> **WHAT THIS TASK INVOLVES**: Examine the entries and show every line in which the word "aplikacji" is found.
╔══
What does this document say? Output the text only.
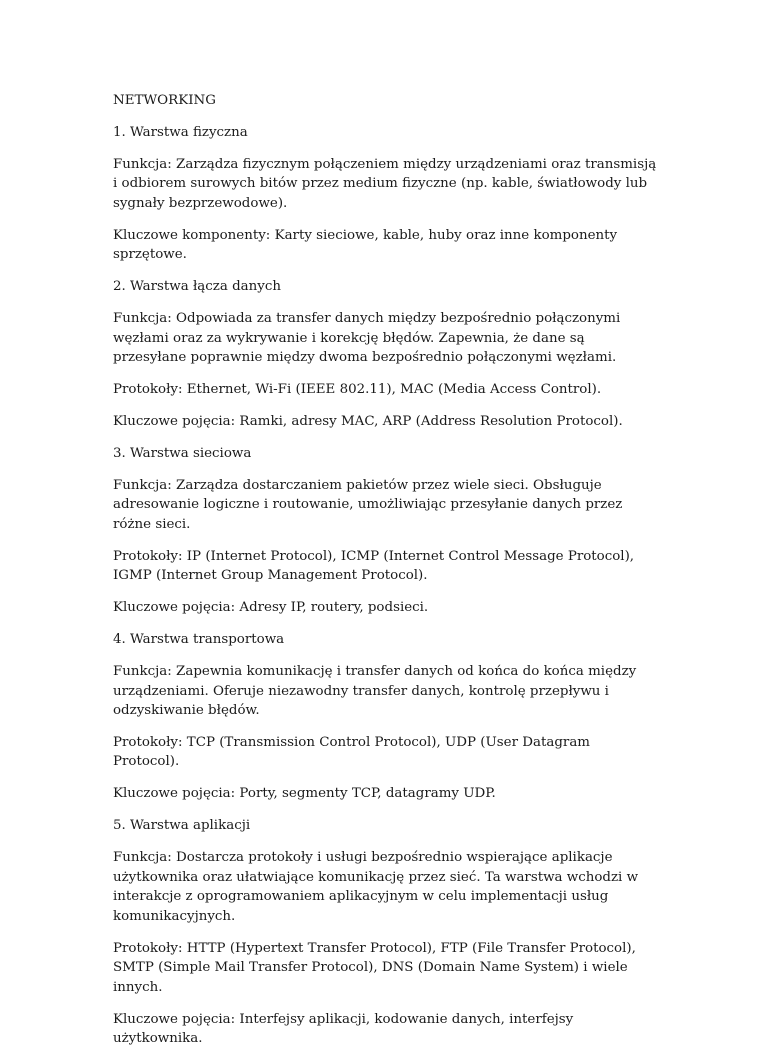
NETWORKING

1. Warstwa fizyczna

Funkcja: Zarządza fizycznym połączeniem między urządzeniami oraz transmisją i odbiorem surowych bitów przez medium fizyczne (np. kable, światłowody lub sygnały bezprzewodowe).

Kluczowe komponenty: Karty sieciowe, kable, huby oraz inne komponenty sprzętowe.

2. Warstwa łącza danych

Funkcja: Odpowiada za transfer danych między bezpośrednio połączonymi węzłami oraz za wykrywanie i korekcję błędów. Zapewnia, że dane są przesyłane poprawnie między dwoma bezpośrednio połączonymi węzłami.

Protokoły: Ethernet, Wi-Fi (IEEE 802.11), MAC (Media Access Control).

Kluczowe pojęcia: Ramki, adresy MAC, ARP (Address Resolution Protocol).

3. Warstwa sieciowa

Funkcja: Zarządza dostarczaniem pakietów przez wiele sieci. Obsługuje adresowanie logiczne i routowanie, umożliwiając przesyłanie danych przez różne sieci.

Protokoły: IP (Internet Protocol), ICMP (Internet Control Message Protocol), IGMP (Internet Group Management Protocol).

Kluczowe pojęcia: Adresy IP, routery, podsieci.

4. Warstwa transportowa

Funkcja: Zapewnia komunikację i transfer danych od końca do końca między urządzeniami. Oferuje niezawodny transfer danych, kontrolę przepływu i odzyskiwanie błędów.

Protokoły: TCP (Transmission Control Protocol), UDP (User Datagram Protocol).

Kluczowe pojęcia: Porty, segmenty TCP, datagramy UDP.

5. Warstwa aplikacji

Funkcja: Dostarcza protokoły i usługi bezpośrednio wspierające aplikacje użytkownika oraz ułatwiające komunikację przez sieć. Ta warstwa wchodzi w interakcje z oprogramowaniem aplikacyjnym w celu implementacji usług komunikacyjnych.

Protokoły: HTTP (Hypertext Transfer Protocol), FTP (File Transfer Protocol), SMTP (Simple Mail Transfer Protocol), DNS (Domain Name System) i wiele innych.

Kluczowe pojęcia: Interfejsy aplikacji, kodowanie danych, interfejsy użytkownika.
╚══
> **ANSWER**:
5. Warstwa aplikacji
Kluczowe pojęcia: Interfejsy aplikacji, kodowanie danych, interfejsy użytkownika.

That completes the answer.